• WRITTEN EXERCISE
Copy out every line that contains the word "hydroforming".

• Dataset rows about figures
----

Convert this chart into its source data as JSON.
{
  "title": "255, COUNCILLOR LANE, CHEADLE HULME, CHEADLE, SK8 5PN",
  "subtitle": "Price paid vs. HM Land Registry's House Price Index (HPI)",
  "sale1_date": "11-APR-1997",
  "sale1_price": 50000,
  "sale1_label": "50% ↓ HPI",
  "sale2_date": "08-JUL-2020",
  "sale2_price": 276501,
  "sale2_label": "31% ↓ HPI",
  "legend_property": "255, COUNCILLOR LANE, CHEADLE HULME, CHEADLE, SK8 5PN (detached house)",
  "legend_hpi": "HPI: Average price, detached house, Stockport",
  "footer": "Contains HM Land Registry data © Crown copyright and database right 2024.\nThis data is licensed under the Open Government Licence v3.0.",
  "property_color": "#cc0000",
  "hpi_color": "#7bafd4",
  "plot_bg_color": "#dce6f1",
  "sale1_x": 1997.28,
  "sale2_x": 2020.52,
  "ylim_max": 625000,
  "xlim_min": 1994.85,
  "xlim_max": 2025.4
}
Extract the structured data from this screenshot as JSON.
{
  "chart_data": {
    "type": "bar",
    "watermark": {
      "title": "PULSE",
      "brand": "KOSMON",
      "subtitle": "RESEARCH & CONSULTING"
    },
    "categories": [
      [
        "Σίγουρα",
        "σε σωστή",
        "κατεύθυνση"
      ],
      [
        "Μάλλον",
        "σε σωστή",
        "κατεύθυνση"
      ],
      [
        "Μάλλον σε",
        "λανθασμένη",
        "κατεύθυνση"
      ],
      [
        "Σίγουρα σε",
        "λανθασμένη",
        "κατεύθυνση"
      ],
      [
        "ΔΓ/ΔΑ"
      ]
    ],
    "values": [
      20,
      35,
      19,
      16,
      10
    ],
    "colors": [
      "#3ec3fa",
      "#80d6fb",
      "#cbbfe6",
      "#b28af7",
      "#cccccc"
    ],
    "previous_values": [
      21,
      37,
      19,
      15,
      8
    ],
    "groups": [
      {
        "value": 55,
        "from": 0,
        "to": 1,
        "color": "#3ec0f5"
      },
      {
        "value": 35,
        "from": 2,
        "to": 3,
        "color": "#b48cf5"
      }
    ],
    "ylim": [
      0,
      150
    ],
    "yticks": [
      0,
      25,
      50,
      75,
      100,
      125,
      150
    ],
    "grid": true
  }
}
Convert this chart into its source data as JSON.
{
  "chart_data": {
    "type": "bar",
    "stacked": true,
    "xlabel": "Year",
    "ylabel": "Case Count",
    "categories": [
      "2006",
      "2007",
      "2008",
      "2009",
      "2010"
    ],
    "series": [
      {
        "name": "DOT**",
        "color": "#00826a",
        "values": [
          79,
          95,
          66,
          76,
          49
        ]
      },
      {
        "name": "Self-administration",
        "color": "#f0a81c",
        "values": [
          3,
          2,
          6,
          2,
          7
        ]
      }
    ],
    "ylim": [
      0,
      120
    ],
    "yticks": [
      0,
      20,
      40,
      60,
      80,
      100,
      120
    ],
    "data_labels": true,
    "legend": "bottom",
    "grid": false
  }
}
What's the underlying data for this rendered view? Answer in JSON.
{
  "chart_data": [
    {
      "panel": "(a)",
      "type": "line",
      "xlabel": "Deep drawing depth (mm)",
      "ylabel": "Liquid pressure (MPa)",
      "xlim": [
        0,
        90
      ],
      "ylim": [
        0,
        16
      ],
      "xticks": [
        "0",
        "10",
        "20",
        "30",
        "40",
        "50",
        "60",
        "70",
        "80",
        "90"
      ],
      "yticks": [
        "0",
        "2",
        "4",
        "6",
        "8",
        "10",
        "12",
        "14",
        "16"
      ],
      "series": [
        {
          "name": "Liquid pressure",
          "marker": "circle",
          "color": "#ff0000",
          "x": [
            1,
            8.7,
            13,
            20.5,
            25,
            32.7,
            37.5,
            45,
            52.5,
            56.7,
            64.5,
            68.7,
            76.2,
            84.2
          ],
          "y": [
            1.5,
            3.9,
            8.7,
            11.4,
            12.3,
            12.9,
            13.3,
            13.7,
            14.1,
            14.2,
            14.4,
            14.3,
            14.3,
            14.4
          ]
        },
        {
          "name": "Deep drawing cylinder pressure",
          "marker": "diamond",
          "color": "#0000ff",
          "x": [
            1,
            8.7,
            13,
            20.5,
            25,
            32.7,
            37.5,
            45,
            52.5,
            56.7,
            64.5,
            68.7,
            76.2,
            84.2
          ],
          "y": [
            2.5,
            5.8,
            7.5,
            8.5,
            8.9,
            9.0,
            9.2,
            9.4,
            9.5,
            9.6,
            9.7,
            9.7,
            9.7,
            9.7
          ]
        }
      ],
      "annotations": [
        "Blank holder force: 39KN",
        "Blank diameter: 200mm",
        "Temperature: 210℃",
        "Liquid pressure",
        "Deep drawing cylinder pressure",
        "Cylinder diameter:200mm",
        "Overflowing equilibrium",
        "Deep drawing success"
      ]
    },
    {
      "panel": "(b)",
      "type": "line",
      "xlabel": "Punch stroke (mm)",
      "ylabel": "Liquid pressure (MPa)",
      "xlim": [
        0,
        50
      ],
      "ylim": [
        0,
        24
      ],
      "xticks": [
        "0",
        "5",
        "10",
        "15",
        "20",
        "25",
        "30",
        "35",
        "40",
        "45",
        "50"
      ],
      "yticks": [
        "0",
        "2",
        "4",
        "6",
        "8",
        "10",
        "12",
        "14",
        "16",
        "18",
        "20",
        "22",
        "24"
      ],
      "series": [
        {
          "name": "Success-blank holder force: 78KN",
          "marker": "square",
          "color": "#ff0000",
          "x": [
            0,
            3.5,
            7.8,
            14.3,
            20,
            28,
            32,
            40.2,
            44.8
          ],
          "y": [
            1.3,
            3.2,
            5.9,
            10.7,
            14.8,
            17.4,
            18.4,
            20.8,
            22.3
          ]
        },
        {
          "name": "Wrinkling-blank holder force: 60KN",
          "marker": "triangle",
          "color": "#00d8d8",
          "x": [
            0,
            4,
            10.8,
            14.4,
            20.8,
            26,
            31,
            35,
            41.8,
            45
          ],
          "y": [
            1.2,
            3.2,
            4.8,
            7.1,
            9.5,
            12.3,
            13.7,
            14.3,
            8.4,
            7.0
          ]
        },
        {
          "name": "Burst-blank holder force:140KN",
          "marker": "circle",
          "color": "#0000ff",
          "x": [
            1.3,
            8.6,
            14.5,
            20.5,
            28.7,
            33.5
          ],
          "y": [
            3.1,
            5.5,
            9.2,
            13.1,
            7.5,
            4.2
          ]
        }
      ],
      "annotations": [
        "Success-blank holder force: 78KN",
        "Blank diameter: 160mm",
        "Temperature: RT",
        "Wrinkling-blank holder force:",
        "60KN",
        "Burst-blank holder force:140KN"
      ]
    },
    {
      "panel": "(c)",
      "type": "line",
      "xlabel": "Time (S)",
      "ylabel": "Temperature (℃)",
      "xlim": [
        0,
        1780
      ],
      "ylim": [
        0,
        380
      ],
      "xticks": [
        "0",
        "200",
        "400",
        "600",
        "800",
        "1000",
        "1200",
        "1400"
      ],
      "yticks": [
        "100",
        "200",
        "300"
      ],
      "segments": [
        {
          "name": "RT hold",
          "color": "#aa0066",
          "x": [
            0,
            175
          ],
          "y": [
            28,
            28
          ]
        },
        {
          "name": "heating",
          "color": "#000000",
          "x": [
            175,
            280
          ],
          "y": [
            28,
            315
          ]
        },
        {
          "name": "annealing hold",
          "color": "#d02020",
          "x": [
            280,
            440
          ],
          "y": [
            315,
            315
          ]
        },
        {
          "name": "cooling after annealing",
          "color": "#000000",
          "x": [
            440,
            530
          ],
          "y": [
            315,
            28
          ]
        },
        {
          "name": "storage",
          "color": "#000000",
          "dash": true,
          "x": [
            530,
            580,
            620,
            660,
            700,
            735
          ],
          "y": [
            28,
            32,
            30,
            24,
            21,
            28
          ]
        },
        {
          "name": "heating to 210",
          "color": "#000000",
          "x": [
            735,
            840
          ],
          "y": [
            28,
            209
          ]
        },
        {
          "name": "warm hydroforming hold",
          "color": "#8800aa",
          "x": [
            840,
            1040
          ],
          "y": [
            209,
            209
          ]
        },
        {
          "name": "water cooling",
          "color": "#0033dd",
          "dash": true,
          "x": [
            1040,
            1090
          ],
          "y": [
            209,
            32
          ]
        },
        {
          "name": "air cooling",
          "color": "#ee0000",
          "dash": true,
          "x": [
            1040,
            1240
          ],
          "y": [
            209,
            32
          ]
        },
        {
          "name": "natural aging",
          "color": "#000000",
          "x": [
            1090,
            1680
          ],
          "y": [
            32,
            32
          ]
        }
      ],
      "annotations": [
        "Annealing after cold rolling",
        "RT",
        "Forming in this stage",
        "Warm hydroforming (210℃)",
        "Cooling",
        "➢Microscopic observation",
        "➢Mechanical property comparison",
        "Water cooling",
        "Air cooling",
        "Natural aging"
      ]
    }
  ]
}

----

• RESPONSE TO THIS TASK
          "name": "warm hydroforming hold",
        "Warm hydroforming (210℃)",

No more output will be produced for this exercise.